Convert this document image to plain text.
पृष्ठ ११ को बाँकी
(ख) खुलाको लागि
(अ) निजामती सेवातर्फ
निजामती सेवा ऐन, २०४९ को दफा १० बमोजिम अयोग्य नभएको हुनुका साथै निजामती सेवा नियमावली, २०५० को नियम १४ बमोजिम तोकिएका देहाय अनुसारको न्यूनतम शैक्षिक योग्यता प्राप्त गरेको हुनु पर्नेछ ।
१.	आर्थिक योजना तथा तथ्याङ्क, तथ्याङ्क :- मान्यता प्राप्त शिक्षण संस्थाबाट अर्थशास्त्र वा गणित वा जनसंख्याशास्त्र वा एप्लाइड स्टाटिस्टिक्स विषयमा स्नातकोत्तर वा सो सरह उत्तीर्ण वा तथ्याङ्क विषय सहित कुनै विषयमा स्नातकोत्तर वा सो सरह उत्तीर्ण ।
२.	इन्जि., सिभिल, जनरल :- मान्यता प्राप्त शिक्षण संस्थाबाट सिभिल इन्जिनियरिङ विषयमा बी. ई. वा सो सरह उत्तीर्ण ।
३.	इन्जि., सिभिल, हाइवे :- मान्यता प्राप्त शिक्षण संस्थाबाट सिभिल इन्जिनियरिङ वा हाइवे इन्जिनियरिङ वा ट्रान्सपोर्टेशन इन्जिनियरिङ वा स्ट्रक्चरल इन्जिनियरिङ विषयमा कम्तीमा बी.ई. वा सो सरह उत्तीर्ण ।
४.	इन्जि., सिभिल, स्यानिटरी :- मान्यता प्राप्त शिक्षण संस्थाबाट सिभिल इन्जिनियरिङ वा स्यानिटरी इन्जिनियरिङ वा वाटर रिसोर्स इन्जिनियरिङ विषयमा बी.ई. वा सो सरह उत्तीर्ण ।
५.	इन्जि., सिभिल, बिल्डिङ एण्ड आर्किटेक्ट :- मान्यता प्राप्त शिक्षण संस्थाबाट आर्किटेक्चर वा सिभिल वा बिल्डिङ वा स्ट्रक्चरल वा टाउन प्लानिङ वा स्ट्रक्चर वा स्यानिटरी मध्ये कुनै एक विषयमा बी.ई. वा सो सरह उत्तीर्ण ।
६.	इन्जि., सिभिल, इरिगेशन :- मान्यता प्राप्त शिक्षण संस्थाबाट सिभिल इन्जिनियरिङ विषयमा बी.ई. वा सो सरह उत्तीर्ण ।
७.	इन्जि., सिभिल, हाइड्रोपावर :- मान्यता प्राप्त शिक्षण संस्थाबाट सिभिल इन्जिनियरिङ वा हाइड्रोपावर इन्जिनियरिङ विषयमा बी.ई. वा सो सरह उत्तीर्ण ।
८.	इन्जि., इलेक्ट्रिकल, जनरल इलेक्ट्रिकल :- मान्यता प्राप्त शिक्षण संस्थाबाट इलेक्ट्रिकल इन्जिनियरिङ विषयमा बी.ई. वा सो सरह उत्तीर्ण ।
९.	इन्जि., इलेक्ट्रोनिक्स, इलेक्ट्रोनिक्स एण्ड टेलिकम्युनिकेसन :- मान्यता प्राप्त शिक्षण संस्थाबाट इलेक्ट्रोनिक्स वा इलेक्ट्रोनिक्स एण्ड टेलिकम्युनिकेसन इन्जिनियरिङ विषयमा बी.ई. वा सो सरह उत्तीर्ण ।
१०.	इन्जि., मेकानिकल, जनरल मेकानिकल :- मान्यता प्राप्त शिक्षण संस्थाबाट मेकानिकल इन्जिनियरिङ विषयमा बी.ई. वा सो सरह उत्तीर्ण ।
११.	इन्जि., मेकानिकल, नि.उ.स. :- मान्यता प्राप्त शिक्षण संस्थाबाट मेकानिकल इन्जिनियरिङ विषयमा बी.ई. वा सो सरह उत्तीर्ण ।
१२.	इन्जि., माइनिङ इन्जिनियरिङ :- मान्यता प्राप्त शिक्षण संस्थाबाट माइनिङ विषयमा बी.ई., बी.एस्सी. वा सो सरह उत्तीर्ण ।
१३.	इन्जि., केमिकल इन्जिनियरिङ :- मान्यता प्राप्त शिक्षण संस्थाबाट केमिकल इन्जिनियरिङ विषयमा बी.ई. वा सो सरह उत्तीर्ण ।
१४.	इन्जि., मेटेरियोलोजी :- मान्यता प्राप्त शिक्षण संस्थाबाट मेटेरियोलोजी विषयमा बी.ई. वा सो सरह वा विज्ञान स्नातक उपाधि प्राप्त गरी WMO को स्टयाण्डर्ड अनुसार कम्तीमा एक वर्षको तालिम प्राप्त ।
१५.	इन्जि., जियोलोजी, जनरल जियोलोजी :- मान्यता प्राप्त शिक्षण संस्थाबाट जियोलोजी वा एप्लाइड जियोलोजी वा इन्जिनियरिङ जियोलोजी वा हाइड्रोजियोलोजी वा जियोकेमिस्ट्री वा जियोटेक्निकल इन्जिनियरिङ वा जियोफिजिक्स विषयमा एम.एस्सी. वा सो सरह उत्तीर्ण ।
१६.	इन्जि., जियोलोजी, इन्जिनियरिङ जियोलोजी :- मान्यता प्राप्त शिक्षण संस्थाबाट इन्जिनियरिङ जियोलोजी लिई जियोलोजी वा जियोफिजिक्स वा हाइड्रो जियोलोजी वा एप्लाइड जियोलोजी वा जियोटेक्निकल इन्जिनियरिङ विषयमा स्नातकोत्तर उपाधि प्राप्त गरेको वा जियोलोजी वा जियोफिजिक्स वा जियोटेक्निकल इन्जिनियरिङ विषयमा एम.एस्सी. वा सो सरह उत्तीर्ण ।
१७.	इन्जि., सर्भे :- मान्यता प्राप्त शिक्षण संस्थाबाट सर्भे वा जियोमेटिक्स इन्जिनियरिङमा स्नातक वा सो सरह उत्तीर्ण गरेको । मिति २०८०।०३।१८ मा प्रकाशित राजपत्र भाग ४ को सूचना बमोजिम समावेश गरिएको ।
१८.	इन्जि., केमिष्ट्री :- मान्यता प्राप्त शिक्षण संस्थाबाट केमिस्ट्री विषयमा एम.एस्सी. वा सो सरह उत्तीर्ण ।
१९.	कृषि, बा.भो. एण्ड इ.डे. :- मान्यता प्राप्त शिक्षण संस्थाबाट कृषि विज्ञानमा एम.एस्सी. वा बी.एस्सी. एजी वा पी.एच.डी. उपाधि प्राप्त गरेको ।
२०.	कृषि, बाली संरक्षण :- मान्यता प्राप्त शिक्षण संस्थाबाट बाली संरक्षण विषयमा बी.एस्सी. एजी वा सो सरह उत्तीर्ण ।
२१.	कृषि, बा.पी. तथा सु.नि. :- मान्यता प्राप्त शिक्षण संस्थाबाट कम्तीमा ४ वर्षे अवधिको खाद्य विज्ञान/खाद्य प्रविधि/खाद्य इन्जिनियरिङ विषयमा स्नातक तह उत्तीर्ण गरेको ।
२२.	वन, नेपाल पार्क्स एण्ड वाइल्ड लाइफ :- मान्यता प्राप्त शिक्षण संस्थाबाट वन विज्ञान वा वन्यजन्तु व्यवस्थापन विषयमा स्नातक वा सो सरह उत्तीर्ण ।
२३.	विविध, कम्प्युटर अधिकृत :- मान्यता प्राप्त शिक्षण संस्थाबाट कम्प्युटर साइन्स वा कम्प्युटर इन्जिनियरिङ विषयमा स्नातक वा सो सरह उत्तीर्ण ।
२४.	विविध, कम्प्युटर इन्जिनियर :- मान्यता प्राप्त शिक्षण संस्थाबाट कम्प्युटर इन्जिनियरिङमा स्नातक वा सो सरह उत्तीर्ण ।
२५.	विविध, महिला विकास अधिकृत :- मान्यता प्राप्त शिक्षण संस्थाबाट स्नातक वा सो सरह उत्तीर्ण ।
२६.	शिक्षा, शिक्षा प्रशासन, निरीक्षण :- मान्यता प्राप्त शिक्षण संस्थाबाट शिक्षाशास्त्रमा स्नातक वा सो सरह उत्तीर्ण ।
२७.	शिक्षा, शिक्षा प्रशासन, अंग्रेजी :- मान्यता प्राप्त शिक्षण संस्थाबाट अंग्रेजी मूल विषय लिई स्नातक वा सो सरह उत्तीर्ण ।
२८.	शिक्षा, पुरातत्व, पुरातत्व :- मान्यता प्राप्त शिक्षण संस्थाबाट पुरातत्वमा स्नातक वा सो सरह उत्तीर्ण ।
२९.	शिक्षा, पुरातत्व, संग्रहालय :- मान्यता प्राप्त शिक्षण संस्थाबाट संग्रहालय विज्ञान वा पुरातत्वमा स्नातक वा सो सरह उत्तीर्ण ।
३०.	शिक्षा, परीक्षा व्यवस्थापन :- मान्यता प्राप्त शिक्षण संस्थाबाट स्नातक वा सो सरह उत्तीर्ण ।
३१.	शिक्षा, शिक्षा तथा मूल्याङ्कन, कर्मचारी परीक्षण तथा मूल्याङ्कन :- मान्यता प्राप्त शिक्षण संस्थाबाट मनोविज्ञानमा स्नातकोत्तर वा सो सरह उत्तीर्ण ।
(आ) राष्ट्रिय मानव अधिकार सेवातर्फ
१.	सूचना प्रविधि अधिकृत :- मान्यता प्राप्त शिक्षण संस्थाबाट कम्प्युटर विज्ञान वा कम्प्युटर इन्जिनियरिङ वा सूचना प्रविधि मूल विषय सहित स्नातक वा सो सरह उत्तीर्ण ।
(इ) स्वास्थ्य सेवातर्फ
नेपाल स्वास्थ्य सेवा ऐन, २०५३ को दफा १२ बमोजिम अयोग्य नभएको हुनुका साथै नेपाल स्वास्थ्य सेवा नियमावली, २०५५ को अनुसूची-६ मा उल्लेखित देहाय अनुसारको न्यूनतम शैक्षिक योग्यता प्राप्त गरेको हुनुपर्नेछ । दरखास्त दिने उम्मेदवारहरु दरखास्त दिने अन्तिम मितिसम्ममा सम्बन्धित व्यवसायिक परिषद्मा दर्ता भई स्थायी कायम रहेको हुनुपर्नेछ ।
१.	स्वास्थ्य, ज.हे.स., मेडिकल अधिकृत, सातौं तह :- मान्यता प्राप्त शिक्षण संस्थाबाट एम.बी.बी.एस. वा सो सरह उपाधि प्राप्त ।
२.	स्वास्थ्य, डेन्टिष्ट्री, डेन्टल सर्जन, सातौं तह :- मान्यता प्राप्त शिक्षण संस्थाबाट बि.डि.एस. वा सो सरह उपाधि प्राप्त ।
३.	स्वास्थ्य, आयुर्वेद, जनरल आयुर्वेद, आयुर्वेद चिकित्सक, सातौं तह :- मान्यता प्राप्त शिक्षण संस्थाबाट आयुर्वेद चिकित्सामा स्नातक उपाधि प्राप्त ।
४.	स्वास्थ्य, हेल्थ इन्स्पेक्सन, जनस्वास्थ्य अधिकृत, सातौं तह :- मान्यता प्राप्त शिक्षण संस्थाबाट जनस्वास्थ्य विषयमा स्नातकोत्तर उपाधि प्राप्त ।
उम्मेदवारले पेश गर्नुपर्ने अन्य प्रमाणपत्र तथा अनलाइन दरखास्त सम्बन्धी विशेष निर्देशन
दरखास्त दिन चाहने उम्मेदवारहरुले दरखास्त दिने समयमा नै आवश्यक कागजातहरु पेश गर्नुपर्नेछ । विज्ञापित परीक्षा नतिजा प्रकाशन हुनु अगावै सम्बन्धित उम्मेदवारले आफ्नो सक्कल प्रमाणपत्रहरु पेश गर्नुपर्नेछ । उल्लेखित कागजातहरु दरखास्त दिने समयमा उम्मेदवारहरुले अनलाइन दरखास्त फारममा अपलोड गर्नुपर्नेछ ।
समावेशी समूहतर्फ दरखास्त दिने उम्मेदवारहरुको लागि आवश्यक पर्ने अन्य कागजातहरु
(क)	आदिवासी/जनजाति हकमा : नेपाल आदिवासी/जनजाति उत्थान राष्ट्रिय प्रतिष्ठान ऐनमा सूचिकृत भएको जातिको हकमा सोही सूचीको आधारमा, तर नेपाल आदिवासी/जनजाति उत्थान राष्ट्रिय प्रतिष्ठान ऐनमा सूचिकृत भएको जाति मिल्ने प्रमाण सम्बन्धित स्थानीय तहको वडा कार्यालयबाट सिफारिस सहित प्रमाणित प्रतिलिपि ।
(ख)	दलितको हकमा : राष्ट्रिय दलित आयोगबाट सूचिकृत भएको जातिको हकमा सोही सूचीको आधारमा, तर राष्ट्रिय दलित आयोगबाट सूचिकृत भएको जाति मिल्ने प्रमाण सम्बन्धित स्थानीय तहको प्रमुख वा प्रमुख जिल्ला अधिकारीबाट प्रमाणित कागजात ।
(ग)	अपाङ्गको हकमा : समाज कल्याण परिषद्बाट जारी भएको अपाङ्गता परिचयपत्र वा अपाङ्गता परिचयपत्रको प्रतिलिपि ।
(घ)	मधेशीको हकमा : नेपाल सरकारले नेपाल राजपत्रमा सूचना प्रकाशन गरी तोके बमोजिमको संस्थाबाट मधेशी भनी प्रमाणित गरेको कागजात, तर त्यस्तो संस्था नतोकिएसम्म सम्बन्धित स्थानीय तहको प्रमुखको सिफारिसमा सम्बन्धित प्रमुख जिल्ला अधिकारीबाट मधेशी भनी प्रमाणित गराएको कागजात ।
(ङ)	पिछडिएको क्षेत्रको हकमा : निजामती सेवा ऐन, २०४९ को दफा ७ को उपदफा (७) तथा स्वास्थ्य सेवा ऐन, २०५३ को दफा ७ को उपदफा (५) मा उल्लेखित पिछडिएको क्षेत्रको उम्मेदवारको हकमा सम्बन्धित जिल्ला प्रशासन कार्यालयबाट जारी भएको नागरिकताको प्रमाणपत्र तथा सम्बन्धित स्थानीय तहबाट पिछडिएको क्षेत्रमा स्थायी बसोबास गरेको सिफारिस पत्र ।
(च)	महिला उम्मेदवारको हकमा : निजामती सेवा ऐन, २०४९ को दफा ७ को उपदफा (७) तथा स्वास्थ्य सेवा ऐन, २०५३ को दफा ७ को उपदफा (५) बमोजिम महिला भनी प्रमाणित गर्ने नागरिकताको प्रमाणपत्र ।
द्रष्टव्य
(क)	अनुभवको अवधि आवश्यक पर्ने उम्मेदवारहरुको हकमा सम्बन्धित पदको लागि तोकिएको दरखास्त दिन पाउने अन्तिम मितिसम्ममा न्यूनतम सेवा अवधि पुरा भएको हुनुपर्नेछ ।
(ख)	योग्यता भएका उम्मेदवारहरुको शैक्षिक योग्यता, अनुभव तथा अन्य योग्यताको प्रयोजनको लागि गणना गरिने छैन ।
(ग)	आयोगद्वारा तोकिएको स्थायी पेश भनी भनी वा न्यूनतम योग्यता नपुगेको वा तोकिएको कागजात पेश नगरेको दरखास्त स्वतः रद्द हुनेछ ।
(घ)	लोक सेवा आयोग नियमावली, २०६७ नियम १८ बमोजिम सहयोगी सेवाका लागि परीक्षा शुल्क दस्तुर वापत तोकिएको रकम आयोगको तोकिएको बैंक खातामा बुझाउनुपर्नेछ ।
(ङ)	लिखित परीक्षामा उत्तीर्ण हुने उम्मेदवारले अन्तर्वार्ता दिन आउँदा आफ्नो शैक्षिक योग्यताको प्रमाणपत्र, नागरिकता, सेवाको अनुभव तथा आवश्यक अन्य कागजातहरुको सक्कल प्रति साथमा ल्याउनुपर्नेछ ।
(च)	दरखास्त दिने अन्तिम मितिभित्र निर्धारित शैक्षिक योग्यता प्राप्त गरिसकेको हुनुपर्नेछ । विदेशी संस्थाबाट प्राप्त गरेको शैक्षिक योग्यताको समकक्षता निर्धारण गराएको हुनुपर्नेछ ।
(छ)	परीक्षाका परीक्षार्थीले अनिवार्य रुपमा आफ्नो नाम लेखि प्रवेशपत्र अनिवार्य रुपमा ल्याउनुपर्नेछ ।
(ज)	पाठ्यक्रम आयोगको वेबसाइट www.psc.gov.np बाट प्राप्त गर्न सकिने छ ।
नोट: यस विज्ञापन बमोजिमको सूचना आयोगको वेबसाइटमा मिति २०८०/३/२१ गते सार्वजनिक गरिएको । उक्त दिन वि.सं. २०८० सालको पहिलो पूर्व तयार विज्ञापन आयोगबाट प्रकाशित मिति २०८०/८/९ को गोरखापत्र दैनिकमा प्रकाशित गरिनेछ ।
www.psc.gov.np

* Task description *
Extract all lines from the material above that include the word "उपदफ".

* Written answer *
(ङ)	पिछडिएको क्षेत्रको हकमा : निजामती सेवा ऐन, २०४९ को दफा ७ को उपदफा (७) तथा स्वास्थ्य सेवा ऐन, २०५३ को दफा ७ को उपदफा (५) मा उल्लेखित पिछडिएको क्षेत्रको उम्मेदवारको हकमा सम्बन्धित जिल्ला प्रशासन कार्यालयबाट जारी भएको नागरिकताको प्रमाणपत्र तथा सम्बन्धित स्थानीय तहबाट पिछडिएको क्षेत्रमा स्थायी बसोबास गरेको सिफारिस पत्र ।
(च)	महिला उम्मेदवारको हकमा : निजामती सेवा ऐन, २०४९ को दफा ७ को उपदफा (७) तथा स्वास्थ्य सेवा ऐन, २०५३ को दफा ७ को उपदफा (५) बमोजिम महिला भनी प्रमाणित गर्ने नागरिकताको प्रमाणपत्र ।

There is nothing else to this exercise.